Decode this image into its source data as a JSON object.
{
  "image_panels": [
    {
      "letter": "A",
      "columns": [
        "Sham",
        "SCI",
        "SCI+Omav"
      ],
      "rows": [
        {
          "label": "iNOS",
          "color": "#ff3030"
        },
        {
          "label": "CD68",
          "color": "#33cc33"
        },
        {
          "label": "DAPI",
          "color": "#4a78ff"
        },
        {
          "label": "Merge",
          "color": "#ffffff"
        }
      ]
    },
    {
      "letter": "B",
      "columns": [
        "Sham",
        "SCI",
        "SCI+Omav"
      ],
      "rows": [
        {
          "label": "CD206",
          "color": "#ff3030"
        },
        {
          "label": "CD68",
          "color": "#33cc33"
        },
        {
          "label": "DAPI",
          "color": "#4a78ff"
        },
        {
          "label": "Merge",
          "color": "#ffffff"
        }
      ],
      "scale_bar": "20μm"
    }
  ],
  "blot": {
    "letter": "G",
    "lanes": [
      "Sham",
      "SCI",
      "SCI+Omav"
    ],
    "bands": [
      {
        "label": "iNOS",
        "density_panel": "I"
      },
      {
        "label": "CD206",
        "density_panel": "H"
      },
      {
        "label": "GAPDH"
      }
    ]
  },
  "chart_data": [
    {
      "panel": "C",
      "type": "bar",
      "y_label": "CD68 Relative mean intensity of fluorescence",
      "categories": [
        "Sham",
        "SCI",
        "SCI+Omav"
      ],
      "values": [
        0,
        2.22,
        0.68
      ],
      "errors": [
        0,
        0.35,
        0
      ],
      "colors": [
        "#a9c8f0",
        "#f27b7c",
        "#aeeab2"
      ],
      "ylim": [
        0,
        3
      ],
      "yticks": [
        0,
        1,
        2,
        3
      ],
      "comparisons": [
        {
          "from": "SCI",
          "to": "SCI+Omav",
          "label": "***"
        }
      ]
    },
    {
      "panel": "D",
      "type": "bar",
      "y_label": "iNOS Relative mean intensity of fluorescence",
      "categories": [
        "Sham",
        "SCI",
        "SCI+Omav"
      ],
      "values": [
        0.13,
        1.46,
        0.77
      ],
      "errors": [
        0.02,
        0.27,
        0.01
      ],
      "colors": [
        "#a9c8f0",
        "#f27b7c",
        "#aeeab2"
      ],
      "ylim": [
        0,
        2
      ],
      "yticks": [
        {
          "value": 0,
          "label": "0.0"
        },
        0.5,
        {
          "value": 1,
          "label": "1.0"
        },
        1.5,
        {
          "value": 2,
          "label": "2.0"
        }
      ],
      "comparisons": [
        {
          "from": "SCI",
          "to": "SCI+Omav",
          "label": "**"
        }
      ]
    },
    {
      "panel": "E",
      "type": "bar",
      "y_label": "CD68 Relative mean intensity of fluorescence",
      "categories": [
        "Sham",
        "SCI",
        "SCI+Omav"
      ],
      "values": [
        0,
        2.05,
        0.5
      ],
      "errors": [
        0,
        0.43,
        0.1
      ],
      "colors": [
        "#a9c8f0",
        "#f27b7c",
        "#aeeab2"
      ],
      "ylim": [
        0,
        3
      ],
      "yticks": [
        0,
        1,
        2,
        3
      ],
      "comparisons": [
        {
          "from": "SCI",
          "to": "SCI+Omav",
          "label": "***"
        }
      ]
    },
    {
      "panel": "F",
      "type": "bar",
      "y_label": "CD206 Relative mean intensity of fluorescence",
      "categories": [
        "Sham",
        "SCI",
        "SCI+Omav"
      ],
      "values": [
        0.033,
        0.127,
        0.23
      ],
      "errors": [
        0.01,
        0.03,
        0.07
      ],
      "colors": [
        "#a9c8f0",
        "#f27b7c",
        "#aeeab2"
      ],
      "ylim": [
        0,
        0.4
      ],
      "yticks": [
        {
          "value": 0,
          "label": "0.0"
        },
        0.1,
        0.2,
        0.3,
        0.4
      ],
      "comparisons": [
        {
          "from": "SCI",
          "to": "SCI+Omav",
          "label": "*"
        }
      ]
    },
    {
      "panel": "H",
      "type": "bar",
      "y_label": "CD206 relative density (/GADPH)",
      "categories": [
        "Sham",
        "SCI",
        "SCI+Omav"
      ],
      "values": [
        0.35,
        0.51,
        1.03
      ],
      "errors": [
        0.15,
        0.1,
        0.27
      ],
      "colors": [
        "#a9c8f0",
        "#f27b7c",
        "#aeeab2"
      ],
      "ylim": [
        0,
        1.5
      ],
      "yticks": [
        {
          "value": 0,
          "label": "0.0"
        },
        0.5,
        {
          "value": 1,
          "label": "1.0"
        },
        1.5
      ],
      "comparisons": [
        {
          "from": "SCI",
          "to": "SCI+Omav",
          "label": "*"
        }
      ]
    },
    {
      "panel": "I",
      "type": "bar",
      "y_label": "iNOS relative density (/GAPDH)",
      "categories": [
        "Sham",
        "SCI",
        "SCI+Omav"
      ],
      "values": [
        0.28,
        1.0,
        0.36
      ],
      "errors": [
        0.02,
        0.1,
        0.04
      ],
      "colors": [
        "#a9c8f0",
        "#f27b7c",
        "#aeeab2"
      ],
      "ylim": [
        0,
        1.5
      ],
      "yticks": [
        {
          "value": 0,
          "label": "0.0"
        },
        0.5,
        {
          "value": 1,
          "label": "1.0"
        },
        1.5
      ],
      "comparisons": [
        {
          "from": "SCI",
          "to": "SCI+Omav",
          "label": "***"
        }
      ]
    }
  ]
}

==================================================

## [Exercise description]
Nothing in the listing may be changed; retype it all exactly.

## [Task response]
Decode this image into its source data as a JSON object.
{
  "image_panels": [
    {
      "letter": "A",
      "columns": [
        "Sham",
        "SCI",
        "SCI+Omav"
      ],
      "rows": [
        {
          "label": "iNOS",
          "color": "#ff3030"
        },
        {
          "label": "CD68",
          "color": "#33cc33"
        },
        {
          "label": "DAPI",
          "color": "#4a78ff"
        },
        {
          "label": "Merge",
          "color": "#ffffff"
        }
      ]
    },
    {
      "letter": "B",
      "columns": [
        "Sham",
        "SCI",
        "SCI+Omav"
      ],
      "rows": [
        {
          "label": "CD206",
          "color": "#ff3030"
        },
        {
          "label": "CD68",
          "color": "#33cc33"
        },
        {
          "label": "DAPI",
          "color": "#4a78ff"
        },
        {
          "label": "Merge",
          "color": "#ffffff"
        }
      ],
      "scale_bar": "20μm"
    }
  ],
  "blot": {
    "letter": "G",
    "lanes": [
      "Sham",
      "SCI",
      "SCI+Omav"
    ],
    "bands": [
      {
        "label": "iNOS",
        "density_panel": "I"
      },
      {
        "label": "CD206",
        "density_panel": "H"
      },
      {
        "label": "GAPDH"
      }
    ]
  },
  "chart_data": [
    {
      "panel": "C",
      "type": "bar",
      "y_label": "CD68 Relative mean intensity of fluorescence",
      "categories": [
        "Sham",
        "SCI",
        "SCI+Omav"
      ],
      "values": [
        0,
        2.22,
        0.68
      ],
      "errors": [
        0,
        0.35,
        0
      ],
      "colors": [
        "#a9c8f0",
        "#f27b7c",
        "#aeeab2"
      ],
      "ylim": [
        0,
        3
      ],
      "yticks": [
        0,
        1,
        2,
        3
      ],
      "comparisons": [
        {
          "from": "SCI",
          "to": "SCI+Omav",
          "label": "***"
        }
      ]
    },
    {
      "panel": "D",
      "type": "bar",
      "y_label": "iNOS Relative mean intensity of fluorescence",
      "categories": [
        "Sham",
        "SCI",
        "SCI+Omav"
      ],
      "values": [
        0.13,
        1.46,
        0.77
      ],
      "errors": [
        0.02,
        0.27,
        0.01
      ],
      "colors": [
        "#a9c8f0",
        "#f27b7c",
        "#aeeab2"
      ],
      "ylim": [
        0,
        2
      ],
      "yticks": [
        {
          "value": 0,
          "label": "0.0"
        },
        0.5,
        {
          "value": 1,
          "label": "1.0"
        },
        1.5,
        {
          "value": 2,
          "label": "2.0"
        }
      ],
      "comparisons": [
        {
          "from": "SCI",
          "to": "SCI+Omav",
          "label": "**"
        }
      ]
    },
    {
      "panel": "E",
      "type": "bar",
      "y_label": "CD68 Relative mean intensity of fluorescence",
      "categories": [
        "Sham",
        "SCI",
        "SCI+Omav"
      ],
      "values": [
        0,
        2.05,
        0.5
      ],
      "errors": [
        0,
        0.43,
        0.1
      ],
      "colors": [
        "#a9c8f0",
        "#f27b7c",
        "#aeeab2"
      ],
      "ylim": [
        0,
        3
      ],
      "yticks": [
        0,
        1,
        2,
        3
      ],
      "comparisons": [
        {
          "from": "SCI",
          "to": "SCI+Omav",
          "label": "***"
        }
      ]
    },
    {
      "panel": "F",
      "type": "bar",
      "y_label": "CD206 Relative mean intensity of fluorescence",
      "categories": [
        "Sham",
        "SCI",
        "SCI+Omav"
      ],
      "values": [
        0.033,
        0.127,
        0.23
      ],
      "errors": [
        0.01,
        0.03,
        0.07
      ],
      "colors": [
        "#a9c8f0",
        "#f27b7c",
        "#aeeab2"
      ],
      "ylim": [
        0,
        0.4
      ],
      "yticks": [
        {
          "value": 0,
          "label": "0.0"
        },
        0.1,
        0.2,
        0.3,
        0.4
      ],
      "comparisons": [
        {
          "from": "SCI",
          "to": "SCI+Omav",
          "label": "*"
        }
      ]
    },
    {
      "panel": "H",
      "type": "bar",
      "y_label": "CD206 relative density (/GADPH)",
      "categories": [
        "Sham",
        "SCI",
        "SCI+Omav"
      ],
      "values": [
        0.35,
        0.51,
        1.03
      ],
      "errors": [
        0.15,
        0.1,
        0.27
      ],
      "colors": [
        "#a9c8f0",
        "#f27b7c",
        "#aeeab2"
      ],
      "ylim": [
        0,
        1.5
      ],
      "yticks": [
        {
          "value": 0,
          "label": "0.0"
        },
        0.5,
        {
          "value": 1,
          "label": "1.0"
        },
        1.5
      ],
      "comparisons": [
        {
          "from": "SCI",
          "to": "SCI+Omav",
          "label": "*"
        }
      ]
    },
    {
      "panel": "I",
      "type": "bar",
      "y_label": "iNOS relative density (/GAPDH)",
      "categories": [
        "Sham",
        "SCI",
        "SCI+Omav"
      ],
      "values": [
        0.28,
        1.0,
        0.36
      ],
      "errors": [
        0.02,
        0.1,
        0.04
      ],
      "colors": [
        "#a9c8f0",
        "#f27b7c",
        "#aeeab2"
      ],
      "ylim": [
        0,
        1.5
      ],
      "yticks": [
        {
          "value": 0,
          "label": "0.0"
        },
        0.5,
        {
          "value": 1,
          "label": "1.0"
        },
        1.5
      ],
      "comparisons": [
        {
          "from": "SCI",
          "to": "SCI+Omav",
          "label": "***"
        }
      ]
    }
  ]
}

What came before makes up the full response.